I'm debugging some opensource code on a 64-bit Solaris system, using GCC, that converts 2byte characters (wchar_t
) to 4byte characters (wchar_t
). Because Solaris like some other Unixes define wchar_t as 4byte, not 2byte like in Windows.
Now I fixed the problem, through laying it out the pointer arithmetic over two lines, but I'm not sure what was wrong with the original code. Any clues?
Original Code
int StringCopy2to4bytes(const unsigned short* src, int src_size,
unsigned int* dst, int dst_size)
{
int cp_size = 0;
const unsigned short *src_end = NULL;
const unsigned int *dst_end = NULL;
unsigned int c1, c2;
src_end = src + src_size;
dst_end = dst + dst_size;
while (src < src_end)
{
c1 = *src++;
if ((c1 >= UNI_SUR_HIGH_START) && (c1 <= UNI_SUR_HIGH_END))
{
if (src < src_end)
{
c2 = *src;
if ((c2 >= UNI_SUR_LOW_START) && (c2 <= UNI_SUR_LOW_END))
{
c1 = ((c1 - UNI_SUR_HIGH_START) << UNI_SHIFT) +
(c1 - UNI_SUR_LOW_START ) + UNI_BASE;
++src;
}
}
else
return -1;
}
if (dst >= dst_end) return -2;
*dst++ = c1;
cp_size++;
}
return cp_size;
}
Fixed Code
int StringCopy2to4bytes(const unsigned short* src, int src_size,
unsigned int* dst, int dst_size)
{
int cp_size = 0;
const unsigned short *src_end = NULL;
const unsigned int *dst_end = NULL;
unsigned int c1, c2;
src_end = src + src_size;
dst_end = dst + dst_size;
while (src < src_end)
{
c1 = *src; //FIX
++src;
if ((c1 >= UNI_SUR_HIGH_START) && (c1 <= UNI_SUR_HIGH_END))
{
if (src < src_end)
{
c2 = *src;
if ((c2 >= UNI_SUR_LOW_START) && (c2 <= UNI_SUR_LOW_END))

- [INFORMATION SHOWN]:
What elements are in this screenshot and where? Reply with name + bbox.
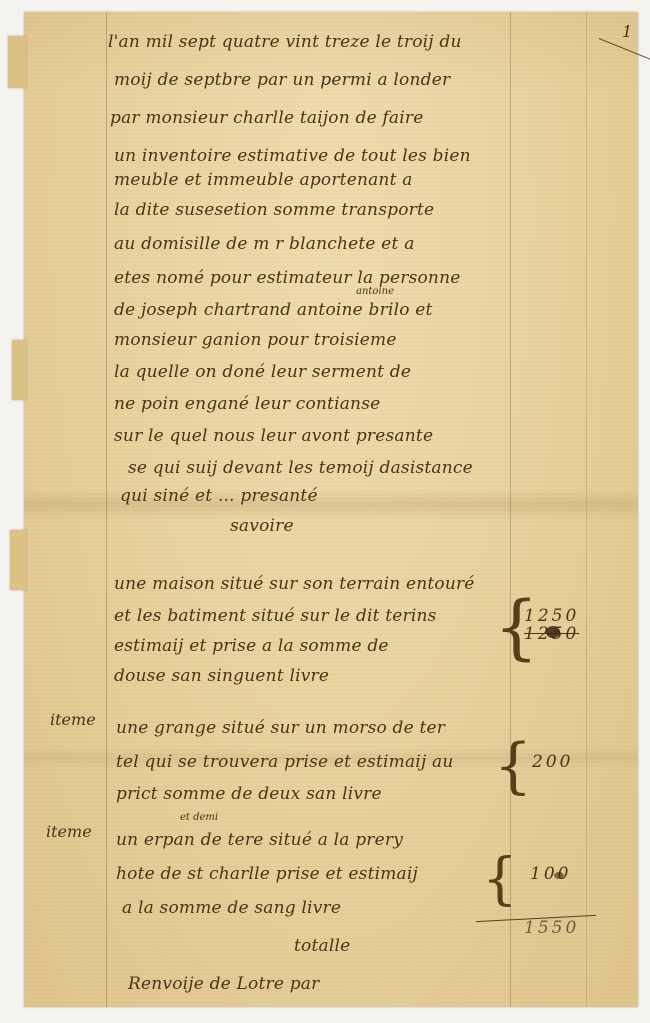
item-line: et les batiment situé sur le dit terins [114, 606, 437, 626]
total-label: totalle [294, 936, 350, 956]
body-line: monsieur ganion pour troisieme [114, 330, 397, 350]
body-line: se qui suij devant les temoij dasistance [128, 458, 473, 478]
interlinear-insertion: et demi [180, 812, 218, 823]
body-line: la dite susesetion somme transporte [114, 200, 434, 220]
item-amount: 100 [530, 864, 571, 884]
item-brace: { [482, 852, 518, 908]
item-amount: 1250 [524, 606, 579, 626]
section-heading-savoire: savoire [230, 516, 294, 536]
ink-blot [554, 872, 564, 879]
amount-column-rule [586, 12, 587, 1007]
body-line: moij de septbre par un permi a londer [114, 70, 450, 90]
torn-edge [12, 340, 26, 400]
body-line: au domisille de m r blanchete et a [114, 234, 415, 254]
torn-edge [10, 530, 26, 590]
corner-stroke [599, 38, 650, 62]
item-line: douse san singuent livre [114, 666, 329, 686]
body-line: un inventoire estimative de tout les bie… [114, 146, 471, 166]
margin-label-item: iteme [50, 710, 96, 729]
torn-edge [8, 36, 26, 88]
body-line: par monsieur charlle taijon de faire [110, 108, 423, 128]
item-brace: { [494, 736, 532, 796]
left-margin-rule [106, 12, 107, 1007]
item-line: un erpan de tere situé a la prery [116, 830, 403, 850]
item-line: estimaij et prise a la somme de [114, 636, 389, 656]
manuscript-page: 1 l'an mil sept quatre vint treze le tro… [24, 12, 638, 1007]
body-line: ne poin engané leur contianse [114, 394, 380, 414]
body-line: l'an mil sept quatre vint treze le troij… [108, 32, 462, 52]
item-line: a la somme de sang livre [122, 898, 341, 918]
ink-blot [546, 626, 560, 638]
page-number: 1 [622, 22, 632, 41]
total-amount: 1550 [524, 918, 579, 938]
catchword: Renvoije de Lotre par [128, 974, 319, 994]
interlinear-insertion: antoine [356, 286, 394, 297]
item-line: hote de st charlle prise et estimaij [116, 864, 418, 884]
body-line: etes nomé pour estimateur la personne [114, 268, 461, 288]
item-line: tel qui se trouvera prise et estimaij au [116, 752, 454, 772]
item-line: une grange situé sur un morso de ter [116, 718, 445, 738]
item-line: une maison situé sur son terrain entouré [114, 574, 475, 594]
body-line: la quelle on doné leur serment de [114, 362, 411, 382]
body-line: qui siné et ... presanté [120, 486, 318, 506]
margin-label-item: iteme [46, 822, 92, 841]
item-amount: 200 [532, 752, 573, 772]
item-line: prict somme de deux san livre [116, 784, 382, 804]
body-line: meuble et immeuble aportenant a [114, 170, 413, 190]
body-line: de joseph chartrand antoine brilo et [114, 300, 433, 320]
body-line: sur le quel nous leur avont presante [114, 426, 433, 446]
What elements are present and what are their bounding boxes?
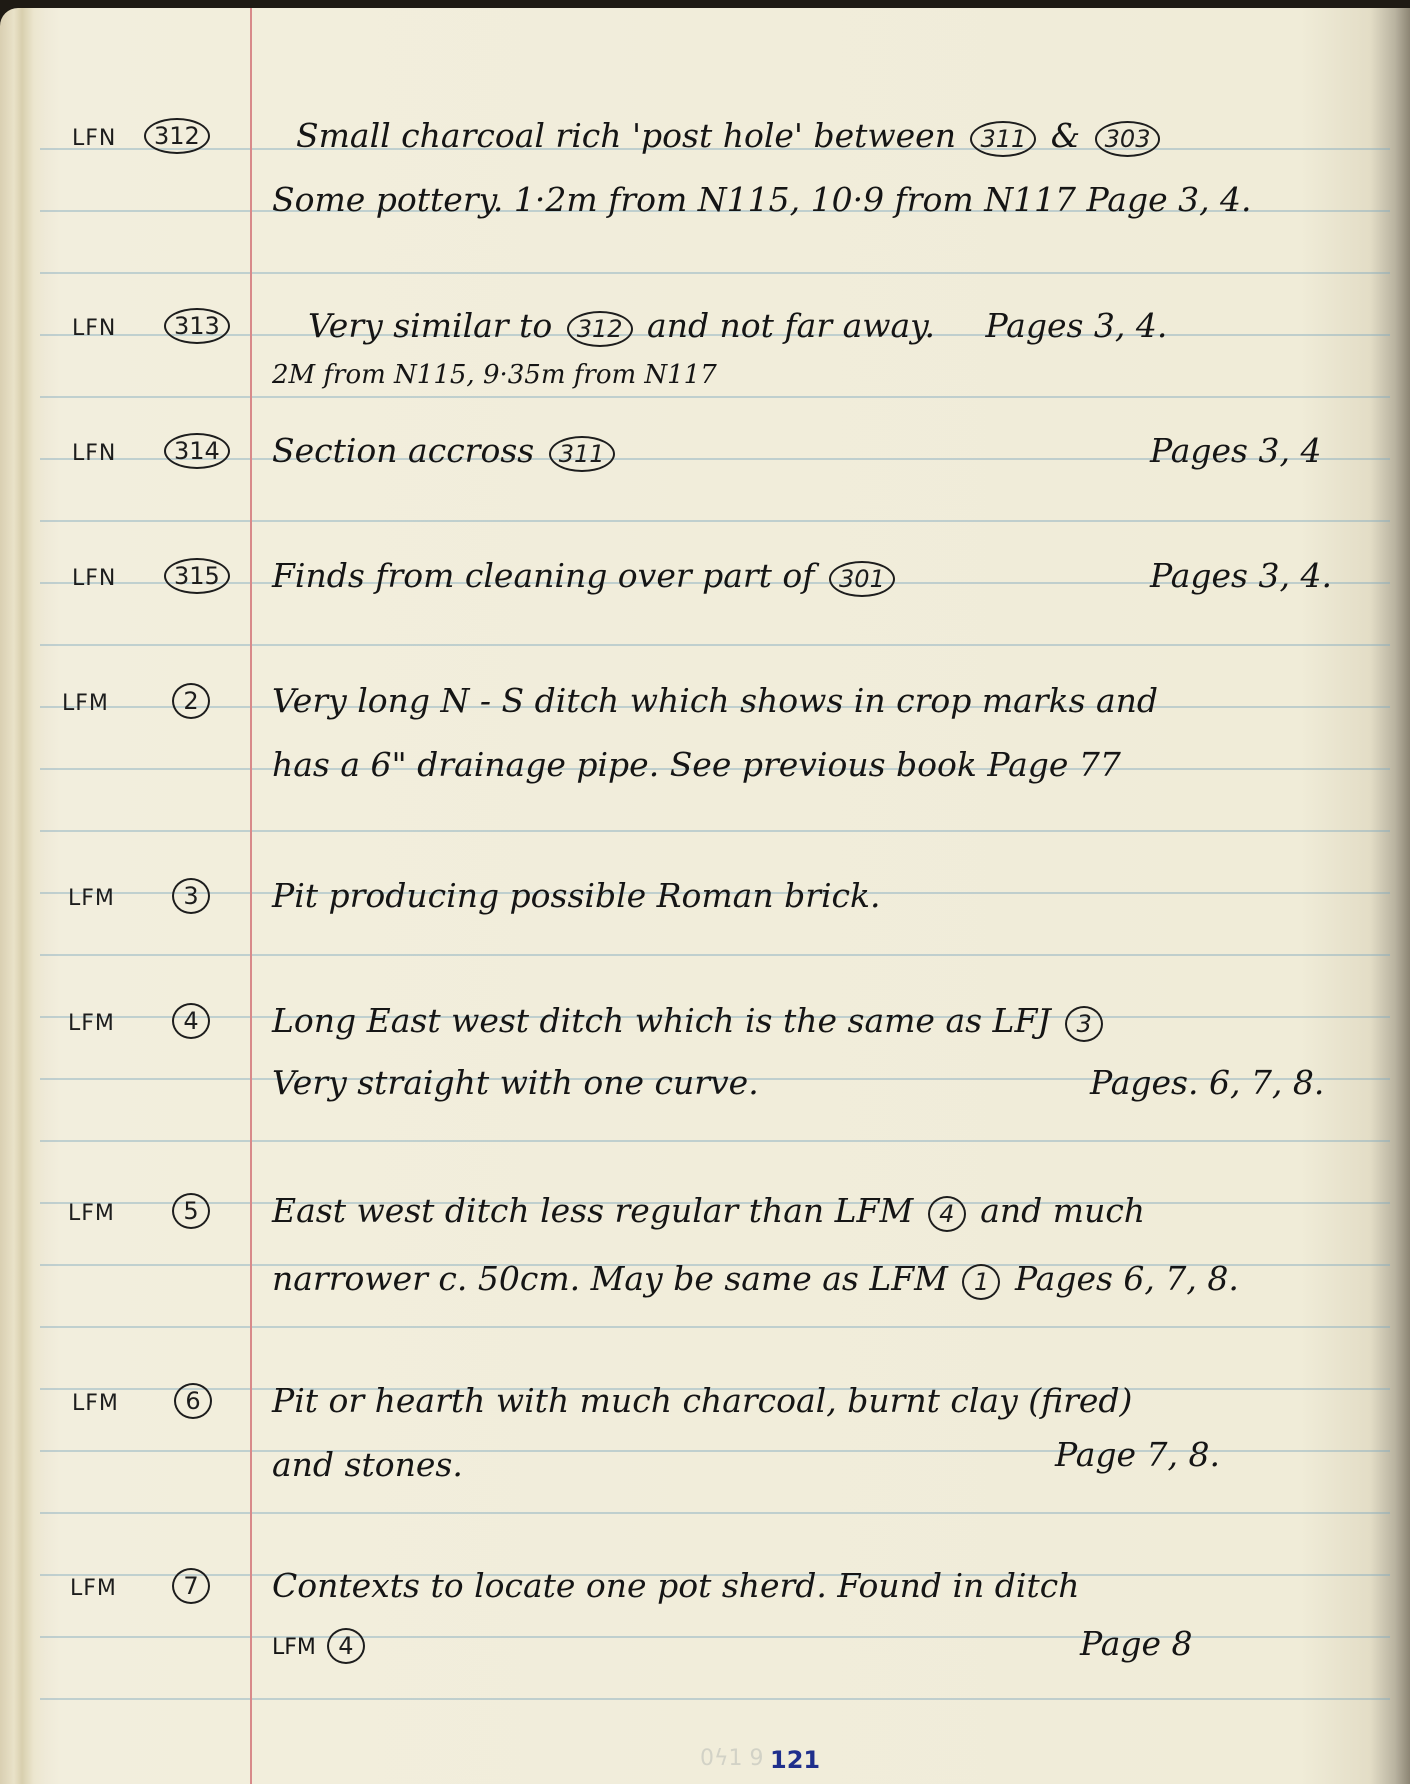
- context-number-circle: 313: [164, 308, 230, 344]
- red-margin-line: [250, 8, 252, 1784]
- ref-circle: 1: [962, 1264, 1000, 1300]
- context-number-circle: 314: [164, 433, 230, 469]
- ref-circle: 311: [549, 436, 615, 472]
- ref-circle: 303: [1095, 121, 1161, 157]
- ref-circle: 4: [327, 1628, 365, 1664]
- page-reference: Pages 3, 4: [1150, 431, 1321, 470]
- ref-circle: 311: [970, 121, 1036, 157]
- entry-line: Some pottery. 1·2m from N115, 10·9 from …: [272, 180, 1370, 219]
- entry-line: Very similar to 312 and not far away. Pa…: [272, 306, 1370, 347]
- entry-line: Contexts to locate one pot sherd. Found …: [272, 1566, 1370, 1605]
- entry-line: LFM 4: [272, 1628, 1370, 1664]
- context-prefix: LFM: [68, 1011, 115, 1036]
- context-prefix: LFN: [72, 441, 116, 466]
- entry-line: Very long N - S ditch which shows in cro…: [272, 681, 1370, 720]
- page-reference: Page 8: [1080, 1624, 1193, 1663]
- entry-line: Small charcoal rich 'post hole' between …: [272, 116, 1370, 157]
- entry-line: Long East west ditch which is the same a…: [272, 1001, 1370, 1042]
- entry-line: Pit or hearth with much charcoal, burnt …: [272, 1381, 1370, 1420]
- context-number-circle: 7: [172, 1568, 210, 1604]
- context-number-circle: 4: [172, 1003, 210, 1039]
- context-prefix: LFM: [72, 1391, 119, 1416]
- context-prefix: LFM: [68, 1201, 115, 1226]
- ref-circle: 301: [829, 561, 895, 597]
- context-prefix: LFN: [72, 566, 116, 591]
- ref-circle: 312: [567, 311, 633, 347]
- context-number-circle: 2: [172, 683, 210, 719]
- entry-line: East west ditch less regular than LFM 4 …: [272, 1191, 1370, 1232]
- ref-circle: 3: [1065, 1006, 1103, 1042]
- page-number: 121: [770, 1746, 820, 1774]
- page-reference: Pages. 6, 7, 8.: [1090, 1063, 1324, 1102]
- entry-line: has a 6" drainage pipe. See previous boo…: [272, 745, 1370, 784]
- ref-circle: 4: [928, 1196, 966, 1232]
- page-reference: Pages 3, 4.: [1150, 556, 1332, 595]
- page-reference: Page 7, 8.: [1055, 1435, 1220, 1474]
- entry-line: 2M from N115, 9·35m from N117: [272, 360, 1370, 390]
- show-through-text: 0ϟ1 9: [700, 1746, 764, 1771]
- context-prefix: LFM: [62, 691, 109, 716]
- notebook-page: LFN 312 Small charcoal rich 'post hole' …: [0, 8, 1410, 1784]
- context-prefix: LFM: [70, 1576, 117, 1601]
- context-prefix: LFN: [72, 316, 116, 341]
- entry-line: narrower c. 50cm. May be same as LFM 1 P…: [272, 1259, 1370, 1300]
- entry-line: Pit producing possible Roman brick.: [272, 876, 1370, 915]
- context-number-circle: 6: [174, 1383, 212, 1419]
- context-number-circle: 315: [164, 558, 230, 594]
- context-prefix: LFN: [72, 126, 116, 151]
- context-prefix: LFM: [68, 886, 115, 911]
- context-number-circle: 5: [172, 1193, 210, 1229]
- context-number-circle: 312: [144, 118, 210, 154]
- context-number-circle: 3: [172, 878, 210, 914]
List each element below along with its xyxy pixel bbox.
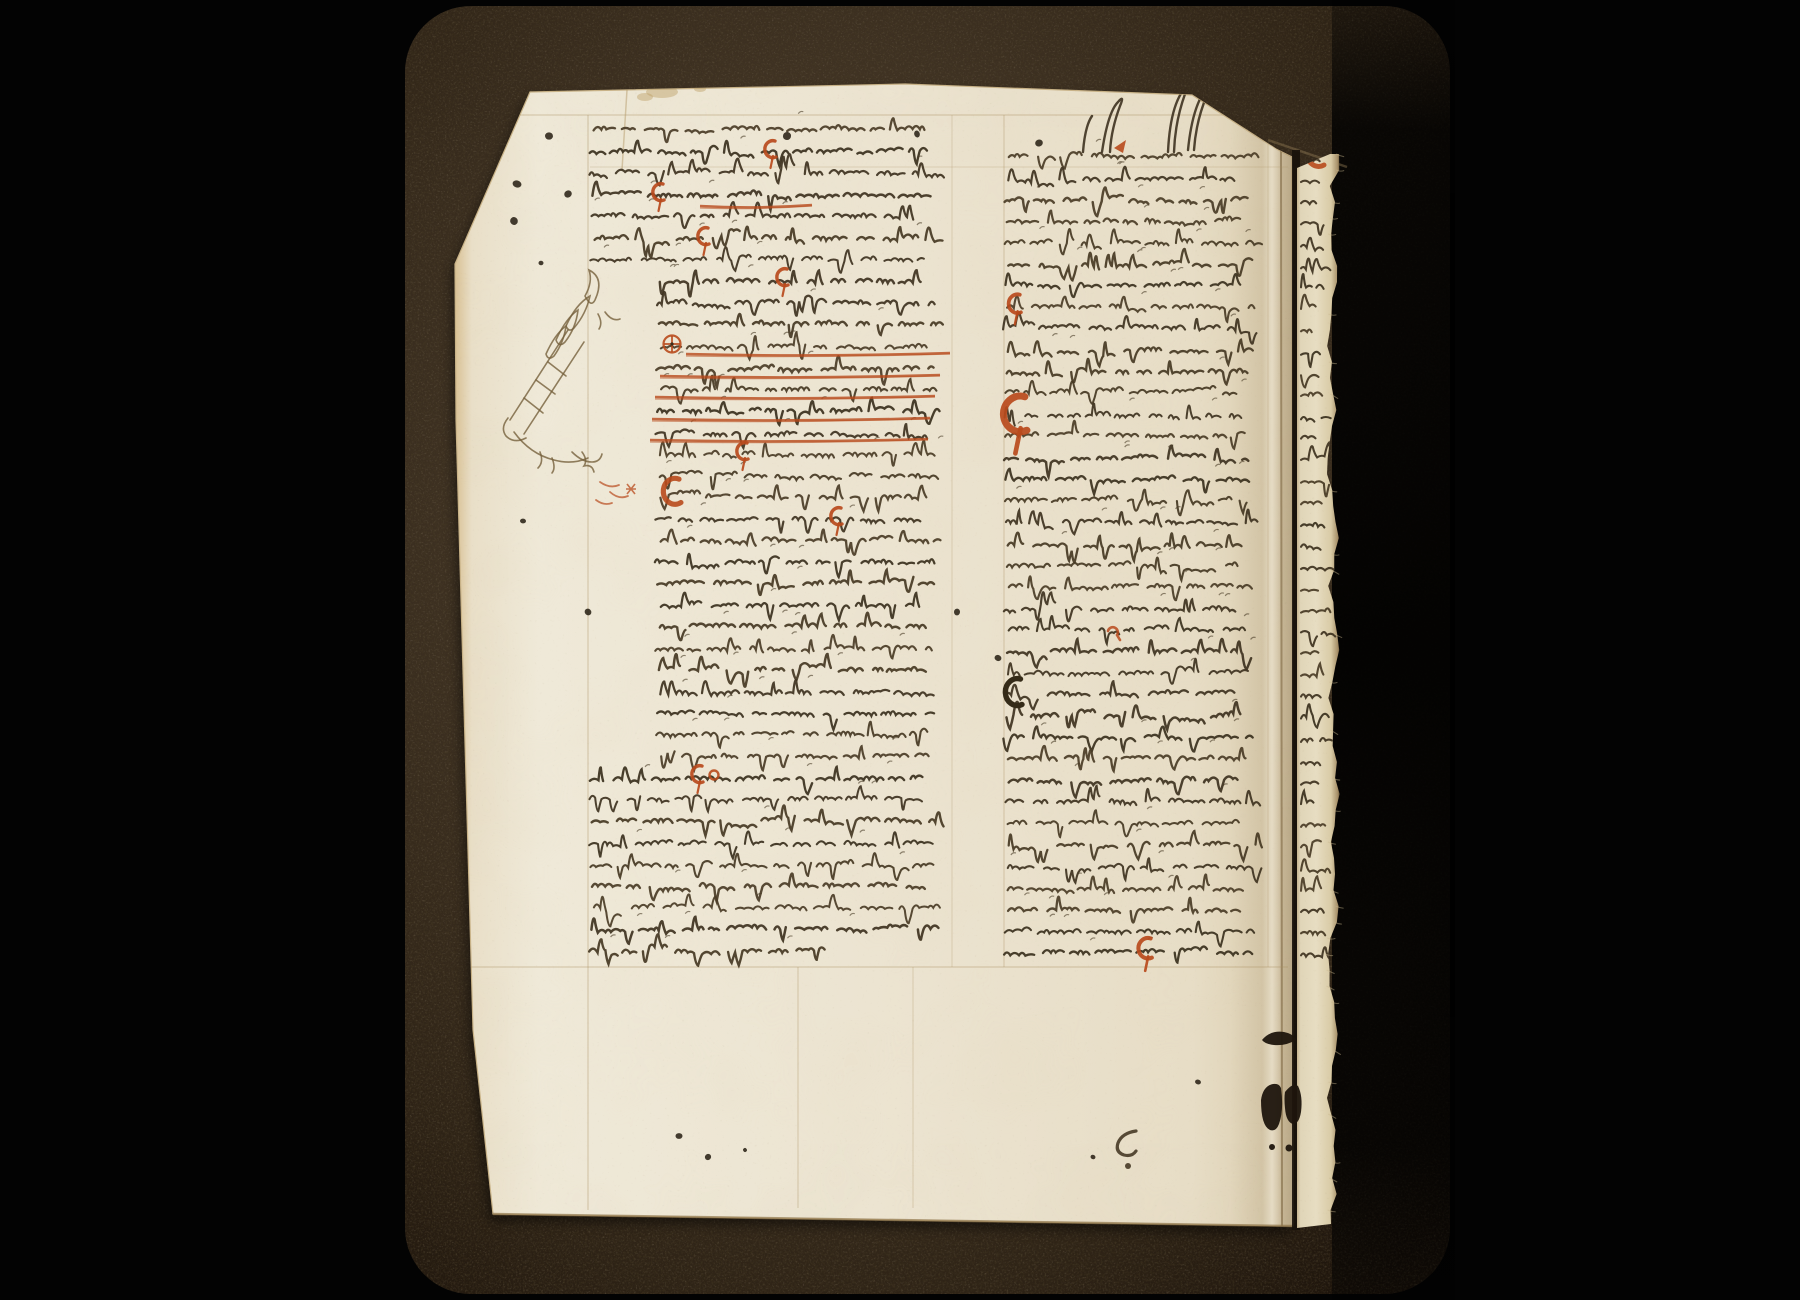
red-circle-cross	[664, 336, 681, 353]
gutter-fold-highlight	[1262, 140, 1282, 1230]
parchment-page	[440, 50, 1335, 1240]
manuscript-photo	[0, 0, 1800, 1300]
gutter-fold-crease	[1281, 150, 1282, 1226]
photo-stage	[0, 0, 1800, 1300]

- [TASKS AND EXERCISES]:
a – Decide whether each statement agrees with the post about converting 2-byte characters on Solaris. For each one, answer yes or no and quote the words of the post that decide it.
(i) The poster fixed the problem by spreading the pointer arithmetic over two lines.
(ii) Solaris defines wchar_t as 2 bytes, as Windows does.
(iii) The function returns -2 when the destination pointer has reached its end.
b – Resume the post about converting 2-byte characters on Solaris, picking up right after its final line of code.

- [EXERCISE RESULTS]:
a –
(i) Yes: "I fixed the problem, through laying it out the pointer arithmetic over two lines"
(ii) No: "Solaris like some other Unixes define wchar_t as 4byte, not 2byte like in Windows."
(iii) Yes: "if (dst >= dst_end) return -2;"

b –
{
c1 = ((c1 - UNI_SUR_HIGH_START) << UNI_SHIFT) +
(c1 - UNI_SUR_LOW_START ) + UNI_BASE;
++src;
}
}
else
return -1;
}
if (dst >= dst_end) return -2;
*dst = c1; //FIX
++dst;
cp_size++;
}
return cp_size;
}
Edit: for the record, the code isn't mine, I'm just using it, and happen to be debugging it, not that it makes a big difference, but the source is fairly big, so I'm trying to fix it with tweezers as it may be, not refactor everything, anyways bugs are bugs, and I need to fix it and mail the author about what was wrong.
The constants are:
/* unicode constants */
#define UNI_SHIFT ((int) 10 )
#define UNI_BASE ((unsigned int) 0x0010000UL)
#define UNI_MASK ((unsigned int) 0x3FFUL)
#define UNI_REPLACEMENT_CHAR ((unsigned int) 0x0000FFFD)
#define UNI_MAX_BMP ((unsigned int) 0x0000FFFF)
#define UNI_MAX_UTF16 ((unsigned int) 0x0010FFFF)
#define UNI_MAX_UTF32 ((unsigned int) 0x7FFFFFFF)
#define UNI_MAX_LEGAL_UTF32 ((unsigned int) 0x0010FFFF)
#define UNI_SUR_HIGH_START ((unsigned int) 0xD800)
#define UNI_SUR_HIGH_END ((unsigned int) 0xDBFF)
#define UNI_SUR_LOW_START ((unsigned int) 0xDC00)
#define UNI_SUR_LOW_END ((unsigned int) 0xDFFF)